■ **What to do**: Pull out each line of the data that includes the word "title".

(Rows from a dataset)
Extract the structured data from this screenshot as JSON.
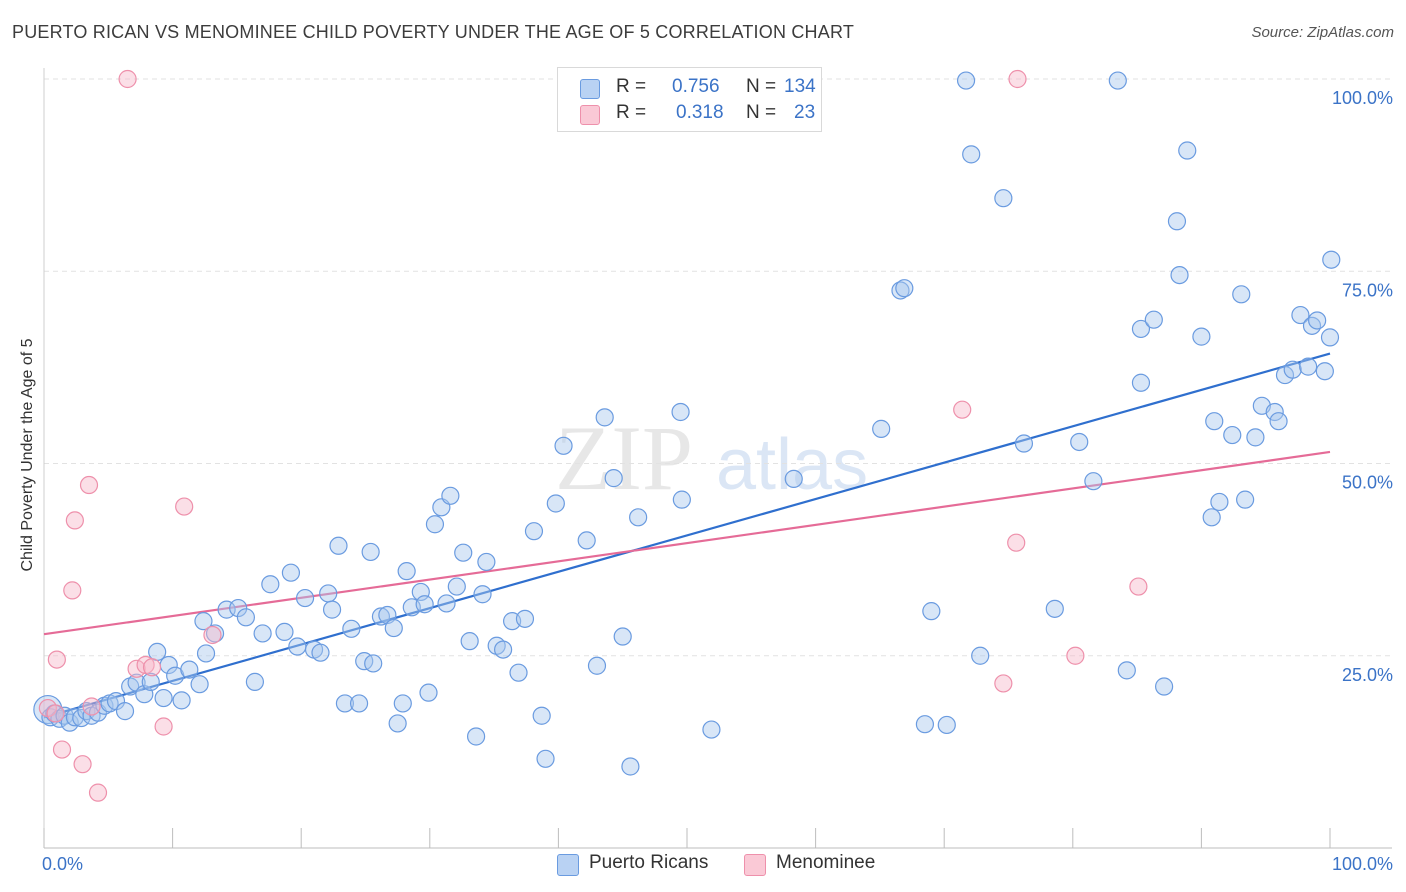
{
  "title": "PUERTO RICAN VS MENOMINEE CHILD POVERTY UNDER THE AGE OF 5 CORRELATION CHART",
  "source": "Source: ZipAtlas.com",
  "watermark": {
    "part1": "ZIP",
    "part2": "atlas"
  },
  "legend": {
    "r_label": "R =",
    "n_label": "N =",
    "series": [
      {
        "name": "Puerto Ricans",
        "r": "0.756",
        "n": "134",
        "color": "#a9c7ee"
      },
      {
        "name": "Menominee",
        "r": "0.318",
        "n": "23",
        "color": "#f6b8c9"
      }
    ]
  },
  "chart_data": {
    "type": "scatter",
    "title": "PUERTO RICAN VS MENOMINEE CHILD POVERTY UNDER THE AGE OF 5 CORRELATION CHART",
    "xlabel": "",
    "ylabel": "Child Poverty Under the Age of 5",
    "xlim": [
      0,
      100
    ],
    "ylim": [
      0,
      100
    ],
    "x_tick_labels": [
      "0.0%",
      "100.0%"
    ],
    "y_tick_labels": [
      "25.0%",
      "50.0%",
      "75.0%",
      "100.0%"
    ],
    "y_ticks": [
      25,
      50,
      75,
      100
    ],
    "grid": true,
    "legend_position": "top-center",
    "colors": {
      "blue_stroke": "#6a9be0",
      "blue_fill": "#a9c7ee",
      "blue_line": "#2f6fce",
      "pink_stroke": "#ee90ab",
      "pink_fill": "#f6b8c9",
      "pink_line": "#e56b97",
      "tick_text": "#3b73c7"
    },
    "series": [
      {
        "name": "Puerto Ricans",
        "r": 0.756,
        "n": 134,
        "trend": {
          "x": [
            0,
            100
          ],
          "y": [
            17.0,
            64.3
          ]
        },
        "points": [
          [
            0.3,
            18.0
          ],
          [
            0.5,
            17.0
          ],
          [
            0.8,
            17.5
          ],
          [
            1.2,
            16.8
          ],
          [
            1.6,
            17.2
          ],
          [
            2.0,
            16.3
          ],
          [
            2.4,
            17.0
          ],
          [
            2.9,
            16.9
          ],
          [
            3.3,
            17.8
          ],
          [
            3.7,
            17.2
          ],
          [
            4.2,
            17.6
          ],
          [
            4.7,
            18.5
          ],
          [
            5.1,
            18.8
          ],
          [
            5.6,
            19.1
          ],
          [
            6.3,
            17.8
          ],
          [
            6.7,
            21.0
          ],
          [
            7.2,
            21.5
          ],
          [
            7.8,
            20.0
          ],
          [
            8.3,
            21.6
          ],
          [
            8.8,
            25.5
          ],
          [
            9.3,
            19.5
          ],
          [
            9.7,
            23.8
          ],
          [
            10.2,
            22.4
          ],
          [
            10.7,
            19.2
          ],
          [
            11.3,
            23.2
          ],
          [
            12.1,
            21.3
          ],
          [
            12.6,
            25.3
          ],
          [
            12.4,
            29.5
          ],
          [
            13.3,
            27.9
          ],
          [
            14.2,
            31.0
          ],
          [
            15.1,
            31.2
          ],
          [
            15.7,
            30.0
          ],
          [
            16.4,
            21.6
          ],
          [
            17.0,
            27.9
          ],
          [
            17.6,
            34.3
          ],
          [
            18.7,
            28.1
          ],
          [
            19.2,
            35.8
          ],
          [
            19.7,
            26.2
          ],
          [
            20.3,
            32.5
          ],
          [
            21.0,
            25.8
          ],
          [
            21.5,
            25.4
          ],
          [
            22.1,
            33.1
          ],
          [
            22.4,
            31.0
          ],
          [
            22.9,
            39.3
          ],
          [
            23.4,
            18.8
          ],
          [
            23.9,
            28.5
          ],
          [
            24.5,
            18.8
          ],
          [
            24.9,
            24.3
          ],
          [
            25.6,
            24.0
          ],
          [
            25.4,
            38.5
          ],
          [
            26.2,
            30.1
          ],
          [
            26.7,
            30.3
          ],
          [
            27.2,
            28.6
          ],
          [
            27.5,
            16.2
          ],
          [
            27.9,
            18.8
          ],
          [
            28.2,
            36.0
          ],
          [
            28.6,
            31.3
          ],
          [
            29.3,
            33.3
          ],
          [
            29.6,
            31.7
          ],
          [
            29.9,
            20.2
          ],
          [
            30.4,
            42.1
          ],
          [
            30.9,
            44.3
          ],
          [
            31.3,
            31.8
          ],
          [
            31.6,
            45.8
          ],
          [
            32.1,
            34.0
          ],
          [
            32.6,
            38.4
          ],
          [
            33.1,
            26.9
          ],
          [
            33.6,
            14.5
          ],
          [
            34.1,
            33.0
          ],
          [
            34.4,
            37.2
          ],
          [
            35.2,
            26.3
          ],
          [
            35.7,
            25.8
          ],
          [
            36.4,
            29.5
          ],
          [
            36.9,
            22.8
          ],
          [
            37.4,
            29.8
          ],
          [
            38.1,
            41.2
          ],
          [
            38.7,
            17.2
          ],
          [
            39.0,
            11.6
          ],
          [
            39.8,
            44.8
          ],
          [
            40.4,
            52.3
          ],
          [
            42.2,
            40.0
          ],
          [
            43.0,
            23.7
          ],
          [
            43.6,
            56.0
          ],
          [
            44.3,
            48.1
          ],
          [
            45.0,
            27.5
          ],
          [
            45.6,
            10.6
          ],
          [
            46.2,
            43.0
          ],
          [
            49.6,
            45.3
          ],
          [
            49.5,
            56.7
          ],
          [
            51.9,
            15.4
          ],
          [
            58.3,
            48.0
          ],
          [
            65.1,
            54.5
          ],
          [
            66.6,
            72.5
          ],
          [
            66.9,
            72.8
          ],
          [
            68.5,
            16.1
          ],
          [
            69.0,
            30.8
          ],
          [
            71.7,
            99.8
          ],
          [
            72.1,
            90.2
          ],
          [
            72.8,
            25.0
          ],
          [
            74.6,
            84.5
          ],
          [
            76.2,
            52.6
          ],
          [
            78.6,
            31.1
          ],
          [
            80.5,
            52.8
          ],
          [
            81.6,
            47.7
          ],
          [
            84.2,
            23.1
          ],
          [
            85.3,
            67.5
          ],
          [
            85.3,
            60.5
          ],
          [
            86.3,
            68.7
          ],
          [
            87.1,
            21.0
          ],
          [
            88.1,
            81.5
          ],
          [
            88.3,
            74.5
          ],
          [
            88.9,
            90.7
          ],
          [
            90.0,
            66.5
          ],
          [
            90.8,
            43.0
          ],
          [
            91.0,
            55.5
          ],
          [
            91.4,
            45.0
          ],
          [
            92.4,
            53.7
          ],
          [
            93.1,
            72.0
          ],
          [
            93.4,
            45.3
          ],
          [
            94.2,
            53.4
          ],
          [
            94.7,
            57.5
          ],
          [
            95.7,
            56.7
          ],
          [
            96.0,
            55.5
          ],
          [
            96.5,
            61.5
          ],
          [
            97.1,
            62.2
          ],
          [
            97.7,
            69.3
          ],
          [
            98.3,
            62.6
          ],
          [
            98.6,
            67.9
          ],
          [
            99.0,
            68.6
          ],
          [
            99.6,
            62.0
          ],
          [
            100.0,
            66.4
          ],
          [
            100.1,
            76.5
          ],
          [
            83.5,
            99.8
          ],
          [
            70.2,
            16.0
          ]
        ]
      },
      {
        "name": "Menominee",
        "r": 0.318,
        "n": 23,
        "trend": {
          "x": [
            0,
            100
          ],
          "y": [
            27.8,
            51.5
          ]
        },
        "points": [
          [
            0.3,
            18.2
          ],
          [
            1.0,
            24.5
          ],
          [
            1.4,
            12.8
          ],
          [
            2.2,
            33.5
          ],
          [
            2.4,
            42.6
          ],
          [
            3.0,
            10.9
          ],
          [
            3.5,
            47.2
          ],
          [
            3.7,
            18.4
          ],
          [
            4.2,
            7.2
          ],
          [
            6.5,
            100.0
          ],
          [
            7.2,
            23.3
          ],
          [
            7.9,
            23.8
          ],
          [
            8.4,
            23.5
          ],
          [
            9.3,
            15.8
          ],
          [
            10.9,
            44.4
          ],
          [
            13.1,
            27.7
          ],
          [
            71.4,
            57.0
          ],
          [
            74.6,
            21.4
          ],
          [
            75.6,
            39.7
          ],
          [
            75.7,
            100.0
          ],
          [
            80.2,
            25.0
          ],
          [
            85.1,
            34.0
          ],
          [
            0.9,
            17.5
          ]
        ]
      }
    ]
  }
}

■ **Response below**:
  "title": "PUERTO RICAN VS MENOMINEE CHILD POVERTY UNDER THE AGE OF 5 CORRELATION CHART",
    "title": "PUERTO RICAN VS MENOMINEE CHILD POVERTY UNDER THE AGE OF 5 CORRELATION CHART",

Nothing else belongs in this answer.